-- Supplied data --
* * * * * * *

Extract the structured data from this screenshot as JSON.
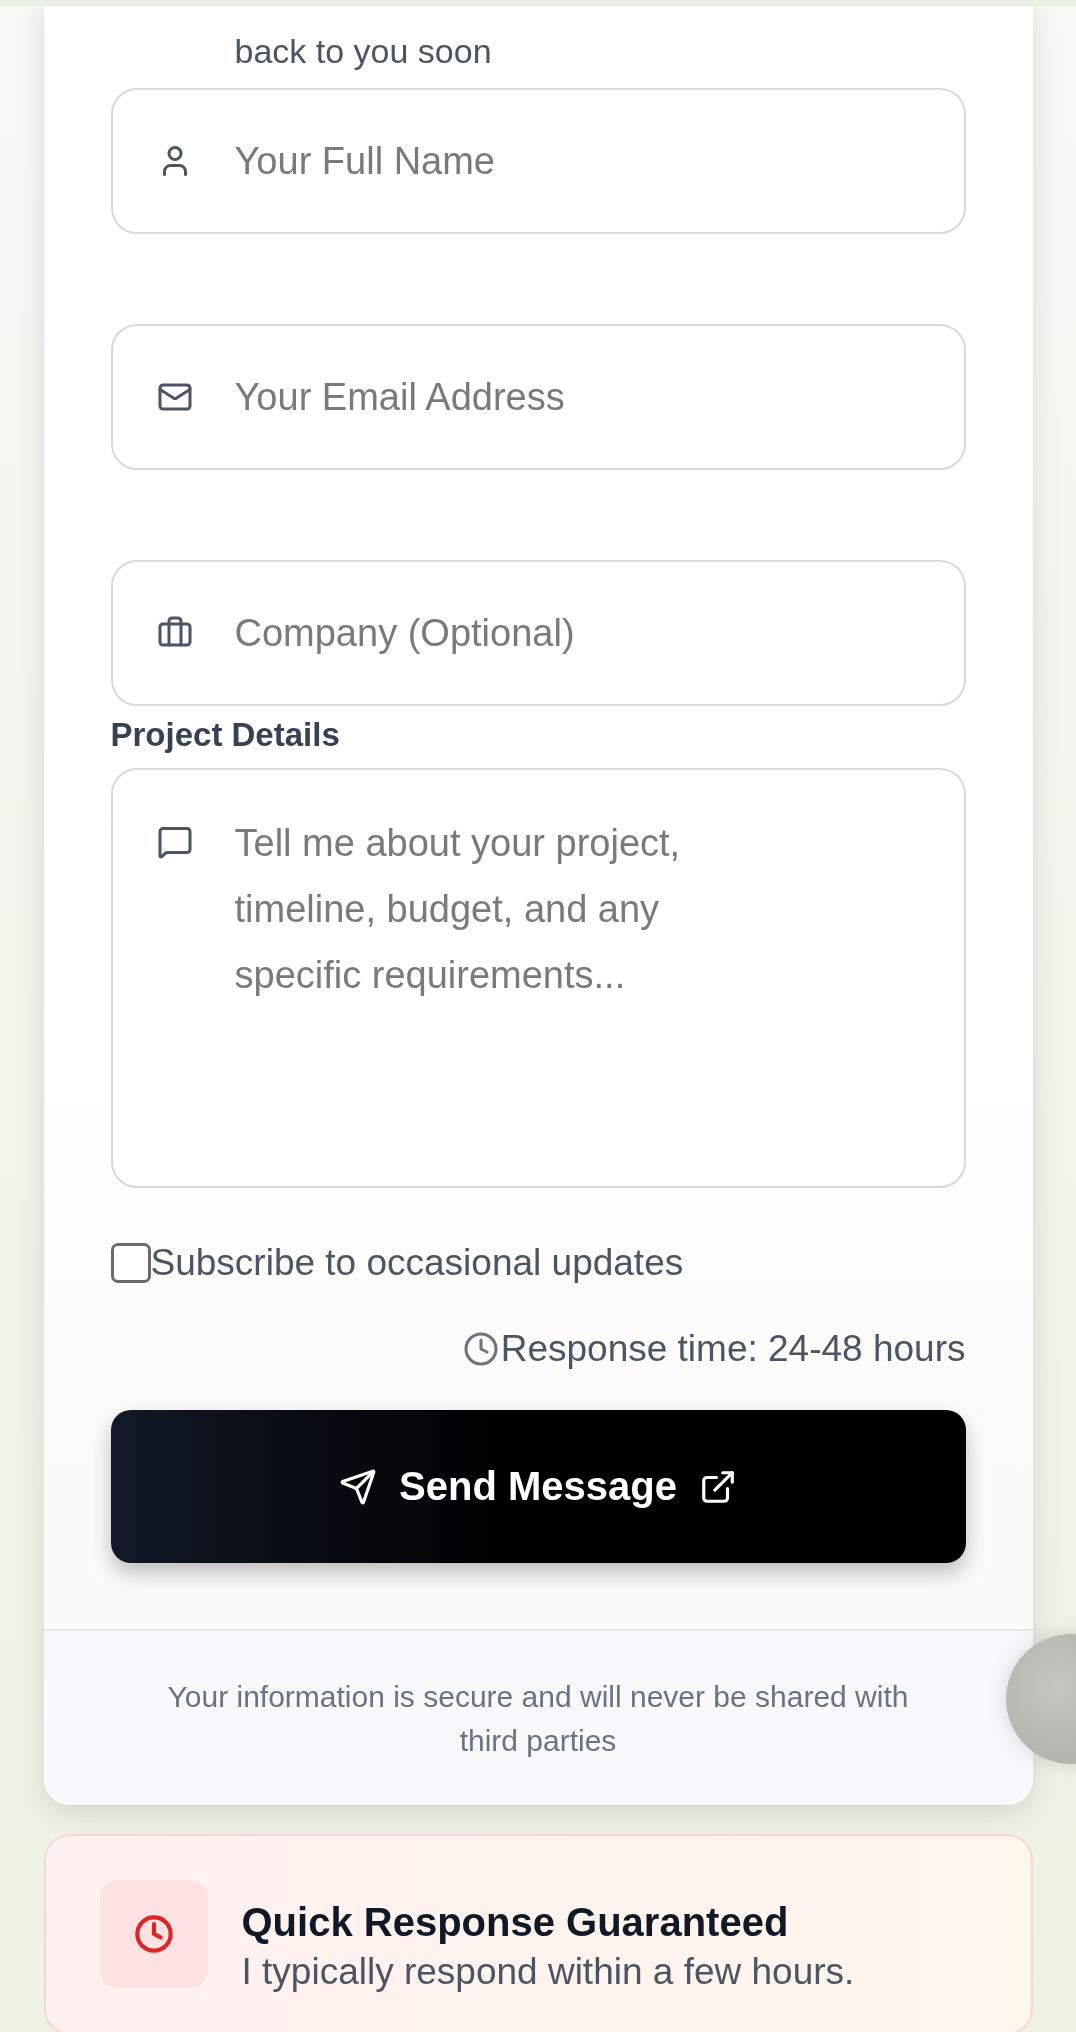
{
  "intro_text": "back to you soon",
  "fields": [
    {
      "kind": "name",
      "placeholder": "Your Full Name"
    },
    {
      "kind": "email",
      "placeholder": "Your Email Address"
    },
    {
      "kind": "company",
      "placeholder": "Company (Optional)"
    }
  ],
  "details": {
    "label": "Project Details",
    "placeholder": "Tell me about your project, timeline, budget, and any specific requirements..."
  },
  "subscribe": {
    "label": "Subscribe to occasional updates",
    "checked": false
  },
  "response_time": "Response time: 24-48 hours",
  "submit": {
    "label": "Send Message"
  },
  "privacy_note": "Your information is secure and will never be shared with third parties",
  "promo": {
    "title": "Quick Response Guaranteed",
    "text": "I typically respond within a few hours."
  }
}
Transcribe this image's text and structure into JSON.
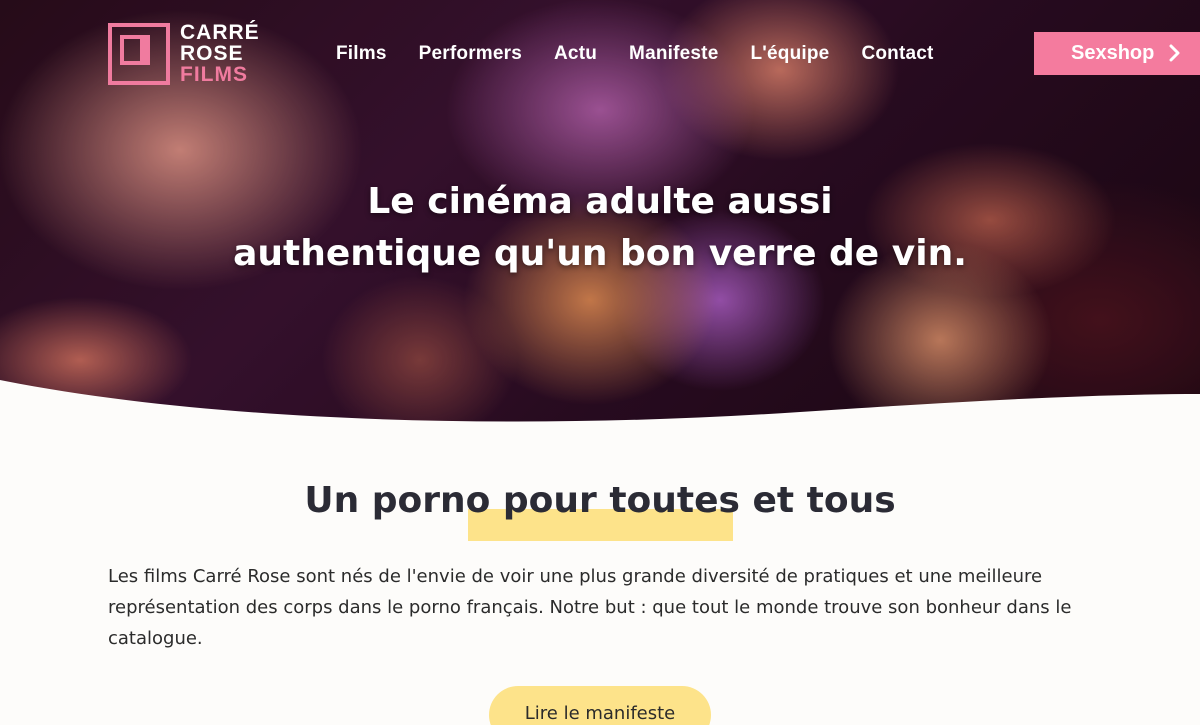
{
  "brand": {
    "line1": "CARRÉ",
    "line2": "ROSE",
    "line3": "FILMS",
    "accent_color": "#f47b9e"
  },
  "nav": {
    "items": [
      {
        "label": "Films"
      },
      {
        "label": "Performers"
      },
      {
        "label": "Actu"
      },
      {
        "label": "Manifeste"
      },
      {
        "label": "L'équipe"
      },
      {
        "label": "Contact"
      }
    ]
  },
  "shop_button": {
    "label": "Sexshop",
    "icon": "chevron-right-icon"
  },
  "hero": {
    "line1": "Le cinéma adulte aussi",
    "line2": "authentique qu'un bon verre de vin."
  },
  "section": {
    "title": "Un porno pour toutes et tous",
    "highlight_color": "#fde38a",
    "intro": "Les films Carré Rose sont nés de l'envie de voir une plus grande diversité de pratiques et une meilleure représentation des corps dans le porno français. Notre but : que tout le monde trouve son bonheur dans le catalogue.",
    "cta_label": "Lire le manifeste"
  }
}
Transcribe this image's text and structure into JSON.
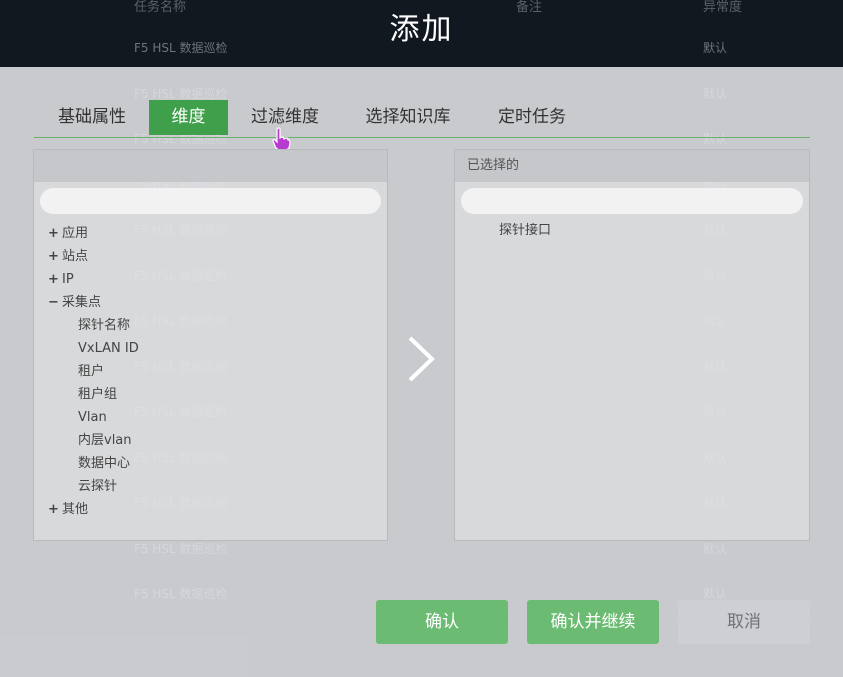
{
  "background": {
    "headers": [
      "任务名称",
      "备注",
      "异常度"
    ],
    "rows": [
      {
        "name": "F5 HSL 数据巡检",
        "level": "默认"
      },
      {
        "name": "F5 HSL 数据巡检",
        "level": "默认"
      },
      {
        "name": "F5 HSL 数据巡检",
        "level": "默认"
      },
      {
        "name": "F5 HSL 数据巡检",
        "level": "默认"
      },
      {
        "name": "F5 HSL 数据巡检",
        "level": "默认"
      },
      {
        "name": "F5 HSL 数据巡检",
        "level": "默认"
      },
      {
        "name": "F5 HSL 数据巡检",
        "level": "默认"
      },
      {
        "name": "F5 HSL 数据巡检",
        "level": "默认"
      },
      {
        "name": "F5 HSL 数据巡检",
        "level": "默认"
      },
      {
        "name": "F5 HSL 数据巡检",
        "level": "默认"
      },
      {
        "name": "F5 HSL 数据巡检",
        "level": "默认"
      },
      {
        "name": "F5 HSL 数据巡检",
        "level": "默认"
      },
      {
        "name": "F5 HSL 数据巡检",
        "level": "默认"
      }
    ]
  },
  "dialog": {
    "title": "添加",
    "tabs": [
      "基础属性",
      "维度",
      "过滤维度",
      "选择知识库",
      "定时任务"
    ],
    "active_tab": "维度",
    "left_panel": {
      "header": "",
      "tree": [
        {
          "sign": "+",
          "label": "应用"
        },
        {
          "sign": "+",
          "label": "站点"
        },
        {
          "sign": "+",
          "label": "IP"
        },
        {
          "sign": "−",
          "label": "采集点"
        },
        {
          "sign": "",
          "label": "探针名称"
        },
        {
          "sign": "",
          "label": "VxLAN ID"
        },
        {
          "sign": "",
          "label": "租户"
        },
        {
          "sign": "",
          "label": "租户组"
        },
        {
          "sign": "",
          "label": "Vlan"
        },
        {
          "sign": "",
          "label": "内层vlan"
        },
        {
          "sign": "",
          "label": "数据中心"
        },
        {
          "sign": "",
          "label": "云探针"
        },
        {
          "sign": "+",
          "label": "其他"
        }
      ]
    },
    "right_panel": {
      "header": "已选择的",
      "items": [
        "探针接口"
      ]
    },
    "buttons": {
      "confirm": "确认",
      "confirm_continue": "确认并继续",
      "cancel": "取消"
    }
  },
  "colors": {
    "accent_green": "#3f9f4a",
    "button_green": "#6cbb72"
  }
}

* * * * * * *

-- What you have to do --
Quote every record above exactly, leaving out any pictures.

-- Final result --
Extract the structured data from this screenshot as JSON.
{
  "intro_text": "back to you soon",
  "fields": [
    {
      "kind": "name",
      "placeholder": "Your Full Name"
    },
    {
      "kind": "email",
      "placeholder": "Your Email Address"
    },
    {
      "kind": "company",
      "placeholder": "Company (Optional)"
    }
  ],
  "details": {
    "label": "Project Details",
    "placeholder": "Tell me about your project, timeline, budget, and any specific requirements..."
  },
  "subscribe": {
    "label": "Subscribe to occasional updates",
    "checked": false
  },
  "response_time": "Response time: 24-48 hours",
  "submit": {
    "label": "Send Message"
  },
  "privacy_note": "Your information is secure and will never be shared with third parties",
  "promo": {
    "title": "Quick Response Guaranteed",
    "text": "I typically respond within a few hours."
  }
}
Transcribe this image's text and structure into JSON.
{
  "brand": {
    "line1": "CARRÉ",
    "line2": "ROSE",
    "line3": "FILMS",
    "accent_color": "#f47b9e"
  },
  "nav": {
    "items": [
      {
        "label": "Films"
      },
      {
        "label": "Performers"
      },
      {
        "label": "Actu"
      },
      {
        "label": "Manifeste"
      },
      {
        "label": "L'équipe"
      },
      {
        "label": "Contact"
      }
    ]
  },
  "shop_button": {
    "label": "Sexshop",
    "icon": "chevron-right-icon"
  },
  "hero": {
    "line1": "Le cinéma adulte aussi",
    "line2": "authentique qu'un bon verre de vin."
  },
  "section": {
    "title": "Un porno pour toutes et tous",
    "highlight_color": "#fde38a",
    "intro": "Les films Carré Rose sont nés de l'envie de voir une plus grande diversité de pratiques et une meilleure représentation des corps dans le porno français. Notre but : que tout le monde trouve son bonheur dans le catalogue.",
    "cta_label": "Lire le manifeste"
  }
}
Transcribe this image's text and structure into JSON.
{
  "background": {
    "headers": [
      "任务名称",
      "备注",
      "异常度"
    ],
    "rows": [
      {
        "name": "F5 HSL 数据巡检",
        "level": "默认"
      },
      {
        "name": "F5 HSL 数据巡检",
        "level": "默认"
      },
      {
        "name": "F5 HSL 数据巡检",
        "level": "默认"
      },
      {
        "name": "F5 HSL 数据巡检",
        "level": "默认"
      },
      {
        "name": "F5 HSL 数据巡检",
        "level": "默认"
      },
      {
        "name": "F5 HSL 数据巡检",
        "level": "默认"
      },
      {
        "name": "F5 HSL 数据巡检",
        "level": "默认"
      },
      {
        "name": "F5 HSL 数据巡检",
        "level": "默认"
      },
      {
        "name": "F5 HSL 数据巡检",
        "level": "默认"
      },
      {
        "name": "F5 HSL 数据巡检",
        "level": "默认"
      },
      {
        "name": "F5 HSL 数据巡检",
        "level": "默认"
      },
      {
        "name": "F5 HSL 数据巡检",
        "level": "默认"
      },
      {
        "name": "F5 HSL 数据巡检",
        "level": "默认"
      }
    ]
  },
  "dialog": {
    "title": "添加",
    "tabs": [
      "基础属性",
      "维度",
      "过滤维度",
      "选择知识库",
      "定时任务"
    ],
    "active_tab": "维度",
    "left_panel": {
      "header": "",
      "tree": [
        {
          "sign": "+",
          "label": "应用"
        },
        {
          "sign": "+",
          "label": "站点"
        },
        {
          "sign": "+",
          "label": "IP"
        },
        {
          "sign": "−",
          "label": "采集点"
        },
        {
          "sign": "",
          "label": "探针名称"
        },
        {
          "sign": "",
          "label": "VxLAN ID"
        },
        {
          "sign": "",
          "label": "租户"
        },
        {
          "sign": "",
          "label": "租户组"
        },
        {
          "sign": "",
          "label": "Vlan"
        },
        {
          "sign": "",
          "label": "内层vlan"
        },
        {
          "sign": "",
          "label": "数据中心"
        },
        {
          "sign": "",
          "label": "云探针"
        },
        {
          "sign": "+",
          "label": "其他"
        }
      ]
    },
    "right_panel": {
      "header": "已选择的",
      "items": [
        "探针接口"
      ]
    },
    "buttons": {
      "confirm": "确认",
      "confirm_continue": "确认并继续",
      "cancel": "取消"
    }
  },
  "colors": {
    "accent_green": "#3f9f4a",
    "button_green": "#6cbb72"
  }
}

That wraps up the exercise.